What you should do> Please recast the lines below as a JSON list of strings, one string per line, with blank lines and pictures left out.

Data entries>
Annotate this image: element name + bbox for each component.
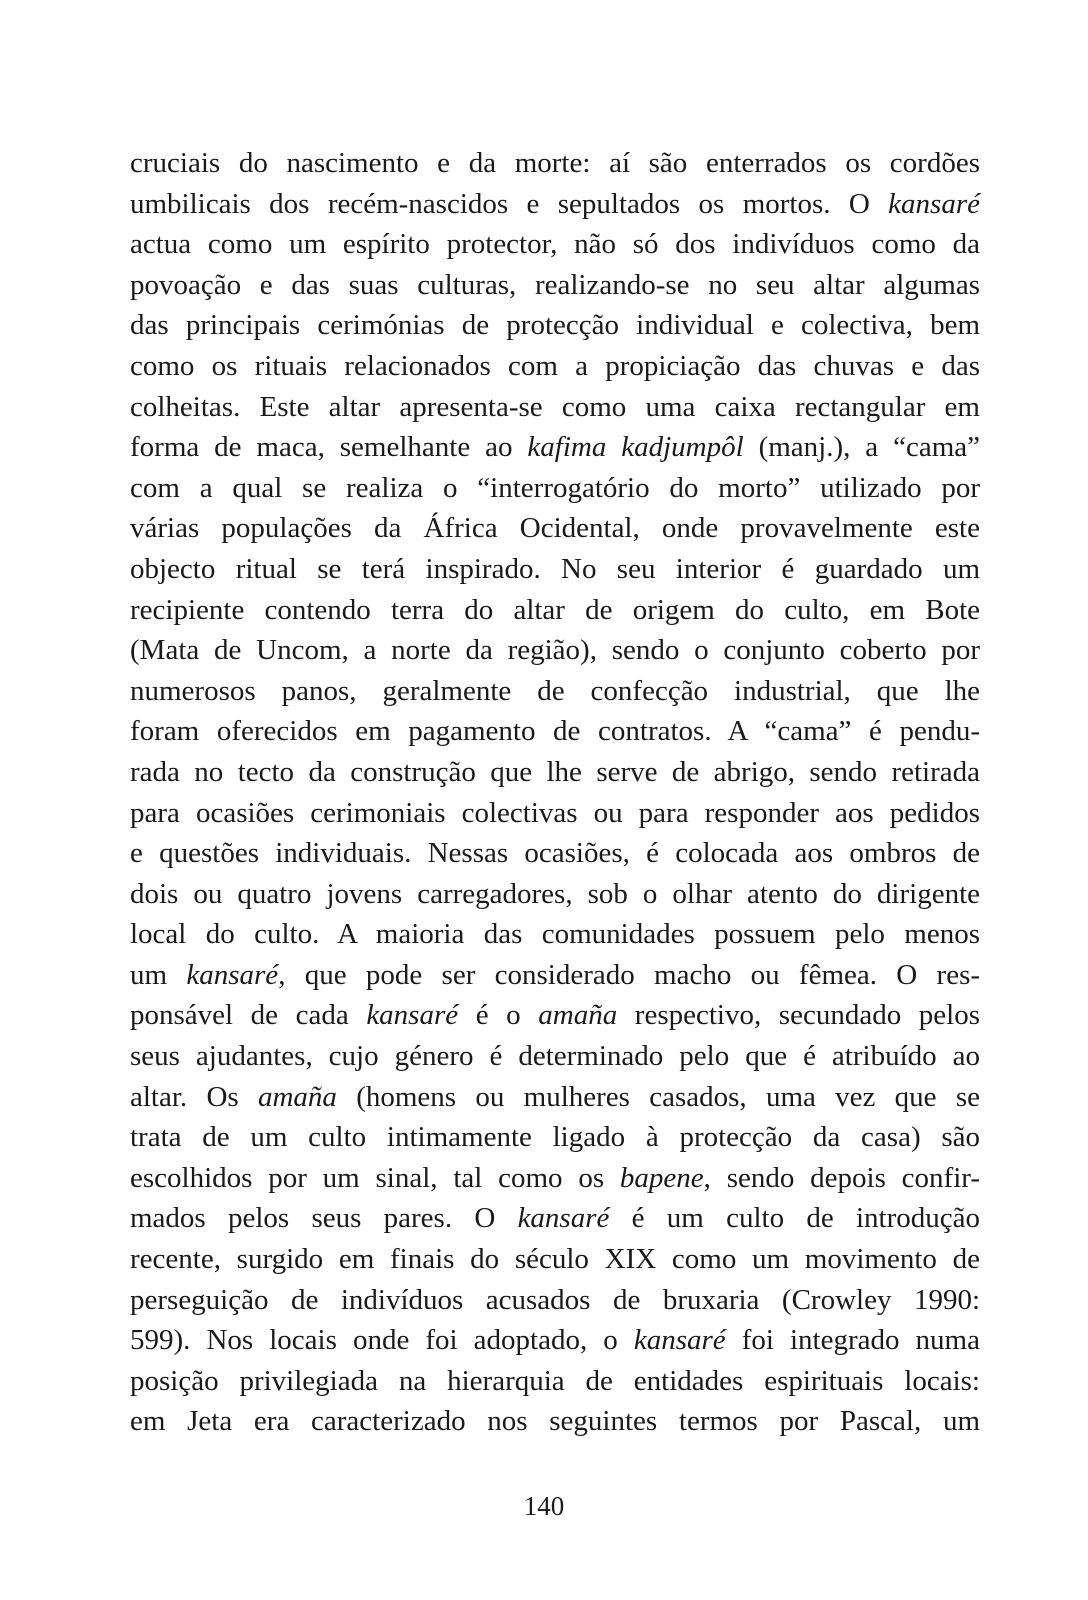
text-run: 599). Nos locais onde foi adoptado, o [130, 1324, 634, 1357]
text-line [130, 305, 980, 346]
text-run: , sendo depois confir- [703, 1161, 980, 1194]
text-run: colheitas. Este altar apresenta-se como uma caixa rectangular em [130, 390, 980, 423]
page-number: 140 [523, 1491, 565, 1521]
text-run: em Jeta era caracterizado nos seguintes termos por Pascal, um [130, 1405, 980, 1438]
italic-term: amaña [538, 999, 618, 1032]
text-run: altar. Os [130, 1080, 258, 1113]
text-run: é o [458, 999, 539, 1032]
text-run: objecto ritual se terá inspirado. No seu interior é guardado um [130, 552, 980, 585]
text-line [130, 752, 980, 793]
text-run: perseguição de indivíduos acusados de bruxaria (Crowley 1990: [130, 1283, 980, 1316]
text-run: (manj.), a “cama” [743, 431, 981, 464]
text-run: posição privilegiada na hierarquia de entidades espirituais locais: [130, 1364, 980, 1397]
text-run: ponsável de cada [130, 999, 367, 1032]
text-line [130, 1117, 980, 1158]
text-run: para ocasiões cerimoniais colectivas ou para responder aos pedidos [130, 796, 980, 829]
text-run: rada no tecto da construção que lhe serve de abrigo, sendo retirada [130, 755, 980, 788]
text-run: é um culto de introdução [609, 1202, 980, 1235]
body-paragraph [130, 143, 980, 1442]
italic-term: kansaré [366, 999, 459, 1032]
text-line [130, 468, 980, 509]
text-run: foram oferecidos em pagamento de contratos. A “cama” é pendu- [130, 715, 980, 748]
text-run: e questões individuais. Nessas ocasiões, é colocada aos ombros de [130, 837, 980, 870]
text-line [130, 914, 980, 955]
text-run: trata de um culto intimamente ligado à protecção da casa) são [130, 1121, 980, 1154]
text-line [130, 1077, 980, 1118]
text-run: como os rituais relacionados com a propiciação das chuvas e das [130, 349, 980, 382]
text-line [130, 630, 980, 671]
text-run: numerosos panos, geralmente de confecção industrial, que lhe [130, 674, 980, 707]
text-line [130, 508, 980, 549]
italic-term: kafima kadjumpôl [527, 431, 744, 464]
text-run: mados pelos seus pares. O [130, 1202, 518, 1235]
text-line [130, 1401, 980, 1442]
text-line [130, 874, 980, 915]
text-line [130, 143, 980, 184]
italic-term: kansaré [186, 958, 279, 991]
text-line [130, 346, 980, 387]
text-run: seus ajudantes, cujo género é determinado pelo que é atribuído ao [130, 1040, 980, 1073]
text-line [130, 1320, 980, 1361]
text-line [130, 549, 980, 590]
text-run: (Mata de Uncom, a norte da região), sendo o conjunto coberto por [130, 634, 980, 667]
italic-term: bapene [619, 1161, 704, 1194]
text-line [130, 833, 980, 874]
text-run: povoação e das suas culturas, realizando-se no seu altar algumas [130, 268, 980, 301]
italic-term: amaña [257, 1080, 337, 1113]
text-run: escolhidos por um sinal, tal como os [130, 1161, 620, 1194]
text-run: (homens ou mulheres casados, uma vez que se [336, 1080, 980, 1113]
text-run: recente, surgido em finais do século XIX como um movimento de [130, 1243, 980, 1276]
text-run: cruciais do nascimento e da morte: aí são enterrados os cordões [130, 147, 980, 179]
text-run: umbilicais dos recém-nascidos e sepultados os mortos. O [130, 187, 889, 220]
italic-term: kansaré [888, 187, 980, 220]
italic-term: kansaré [633, 1324, 726, 1357]
text-line [130, 184, 980, 225]
text-run: foi integrado numa [725, 1324, 980, 1357]
text-line [130, 387, 980, 428]
text-run: , que pode ser considerado macho ou fêmea. O res- [278, 958, 981, 991]
text-line [130, 1280, 980, 1321]
text-line [130, 1036, 980, 1077]
text-line [130, 224, 980, 265]
text-line [130, 590, 980, 631]
text-run: local do culto. A maioria das comunidades possuem pelo menos [130, 918, 980, 951]
text-line [130, 1158, 980, 1199]
text-line [130, 711, 980, 752]
text-run: forma de maca, semelhante ao [130, 431, 528, 464]
text-line [130, 265, 980, 306]
text-run: respectivo, secundado pelos [617, 999, 980, 1032]
text-line [130, 995, 980, 1036]
text-line [130, 793, 980, 834]
text-run: actua como um espírito protector, não só dos indivíduos como da [130, 228, 980, 261]
text-run: recipiente contendo terra do altar de origem do culto, em Bote [130, 593, 980, 626]
italic-term: kansaré [517, 1202, 610, 1235]
text-line [130, 671, 980, 712]
text-line [130, 955, 980, 996]
text-run: das principais cerimónias de protecção individual e colectiva, bem [130, 309, 980, 342]
text-line [130, 1239, 980, 1280]
text-line [130, 1198, 980, 1239]
text-run: várias populações da África Ocidental, onde provavelmente este [130, 512, 980, 545]
text-run: um [130, 958, 187, 991]
text-line [130, 1361, 980, 1402]
text-line [130, 427, 980, 468]
text-run: dois ou quatro jovens carregadores, sob o olhar atento do dirigente [130, 877, 980, 910]
text-run: com a qual se realiza o “interrogatório do morto” utilizado por [130, 471, 980, 504]
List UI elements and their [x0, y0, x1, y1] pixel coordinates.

Full response>
[
  "Annotate this image: element name + bbox for each component.",
  "text-run: 599). Nos locais onde foi adoptado, o [130, 1324, 634, 1357]",
  "text-line [130, 305, 980, 346]",
  "text-run: , sendo depois confir- [703, 1161, 980, 1194]",
  "text-run: colheitas. Este altar apresenta-se como uma caixa rectangular em [130, 390, 980, 423]",
  "page-number: 140 [523, 1491, 565, 1521]",
  "text-run: em Jeta era caracterizado nos seguintes termos por Pascal, um [130, 1405, 980, 1438]",
  "italic-term: amaña [538, 999, 618, 1032]",
  "text-run: altar. Os [130, 1080, 258, 1113]",
  "text-run: é o [458, 999, 539, 1032]",
  "text-run: objecto ritual se terá inspirado. No seu interior é guardado um [130, 552, 980, 585]",
  "text-line [130, 752, 980, 793]",
  "text-run: perseguição de indivíduos acusados de bruxaria (Crowley 1990: [130, 1283, 980, 1316]",
  "text-run: (manj.), a “cama” [743, 431, 981, 464]",
  "text-run: posição privilegiada na hierarquia de entidades espirituais locais: [130, 1364, 980, 1397]",
  "text-run: ponsável de cada [130, 999, 367, 1032]",
  "text-line [130, 1117, 980, 1158]",
  "text-run: para ocasiões cerimoniais colectivas ou para responder aos pedidos [130, 796, 980, 829]",
  "text-run: rada no tecto da construção que lhe serve de abrigo, sendo retirada [130, 755, 980, 788]",
  "text-run: é um culto de introdução [609, 1202, 980, 1235]",
  "body-paragraph [130, 143, 980, 1442]",
  "italic-term: kansaré [366, 999, 459, 1032]",
  "text-line [130, 468, 980, 509]",
  "text-run: foram oferecidos em pagamento de contratos. A “cama” é pendu- [130, 715, 980, 748]",
  "text-run: e questões individuais. Nessas ocasiões, é colocada aos ombros de [130, 837, 980, 870]",
  "text-line [130, 914, 980, 955]",
  "text-run: trata de um culto intimamente ligado à protecção da casa) são [130, 1121, 980, 1154]",
  "text-line [130, 1077, 980, 1118]",
  "text-run: como os rituais relacionados com a propiciação das chuvas e das [130, 349, 980, 382]",
  "text-line [130, 630, 980, 671]",
  "text-run: numerosos panos, geralmente de confecção industrial, que lhe [130, 674, 980, 707]",
  "text-line [130, 508, 980, 549]",
  "italic-term: kafima kadjumpôl [527, 431, 744, 464]",
  "text-run: mados pelos seus pares. O [130, 1202, 518, 1235]",
  "text-line [130, 1401, 980, 1442]",
  "text-line [130, 874, 980, 915]",
  "text-line [130, 143, 980, 184]",
  "italic-term: kansaré [186, 958, 279, 991]",
  "text-line [130, 346, 980, 387]",
  "text-run: seus ajudantes, cujo género é determinado pelo que é atribuído ao [130, 1040, 980, 1073]",
  "text-line [130, 1320, 980, 1361]",
  "text-line [130, 549, 980, 590]",
  "text-run: (Mata de Uncom, a norte da região), sendo o conjunto coberto por [130, 634, 980, 667]",
  "italic-term: bapene [619, 1161, 704, 1194]",
  "text-line [130, 833, 980, 874]",
  "text-run: povoação e das suas culturas, realizando-se no seu altar algumas [130, 268, 980, 301]",
  "italic-term: amaña [257, 1080, 337, 1113]",
  "text-run: escolhidos por um sinal, tal como os [130, 1161, 620, 1194]",
  "text-run: (homens ou mulheres casados, uma vez que se [336, 1080, 980, 1113]",
  "text-run: recente, surgido em finais do século XIX como um movimento de [130, 1243, 980, 1276]",
  "text-run: cruciais do nascimento e da morte: aí são enterrados os cordões [130, 147, 980, 179]",
  "text-run: umbilicais dos recém-nascidos e sepultados os mortos. O [130, 187, 889, 220]",
  "italic-term: kansaré [888, 187, 980, 220]",
  "italic-term: kansaré [633, 1324, 726, 1357]",
  "text-line [130, 184, 980, 225]",
  "text-run: foi integrado numa [725, 1324, 980, 1357]",
  "text-line [130, 387, 980, 428]",
  "text-run: , que pode ser considerado macho ou fêmea. O res- [278, 958, 981, 991]",
  "text-line [130, 1280, 980, 1321]",
  "text-line [130, 1036, 980, 1077]",
  "text-line [130, 224, 980, 265]",
  "text-line [130, 590, 980, 631]",
  "text-run: local do culto. A maioria das comunidades possuem pelo menos [130, 918, 980, 951]",
  "text-line [130, 1158, 980, 1199]",
  "text-line [130, 711, 980, 752]",
  "text-run: forma de maca, semelhante ao [130, 431, 528, 464]",
  "text-line [130, 265, 980, 306]",
  "text-run: respectivo, secundado pelos [617, 999, 980, 1032]",
  "text-line [130, 995, 980, 1036]",
  "text-line [130, 793, 980, 834]",
  "text-run: actua como um espírito protector, não só dos indivíduos como da [130, 228, 980, 261]",
  "text-run: recipiente contendo terra do altar de origem do culto, em Bote [130, 593, 980, 626]",
  "italic-term: kansaré [517, 1202, 610, 1235]",
  "text-line [130, 671, 980, 712]",
  "text-line [130, 955, 980, 996]",
  "text-run: das principais cerimónias de protecção individual e colectiva, bem [130, 309, 980, 342]",
  "text-line [130, 1239, 980, 1280]",
  "text-line [130, 1198, 980, 1239]",
  "text-run: várias populações da África Ocidental, onde provavelmente este [130, 512, 980, 545]",
  "text-run: um [130, 958, 187, 991]",
  "text-line [130, 1361, 980, 1402]",
  "text-line [130, 427, 980, 468]",
  "text-run: dois ou quatro jovens carregadores, sob o olhar atento do dirigente [130, 877, 980, 910]",
  "text-run: com a qual se realiza o “interrogatório do morto” utilizado por [130, 471, 980, 504]",
  "List UI elements and their [x0, y0, x1, y1] pixel coordinates."
]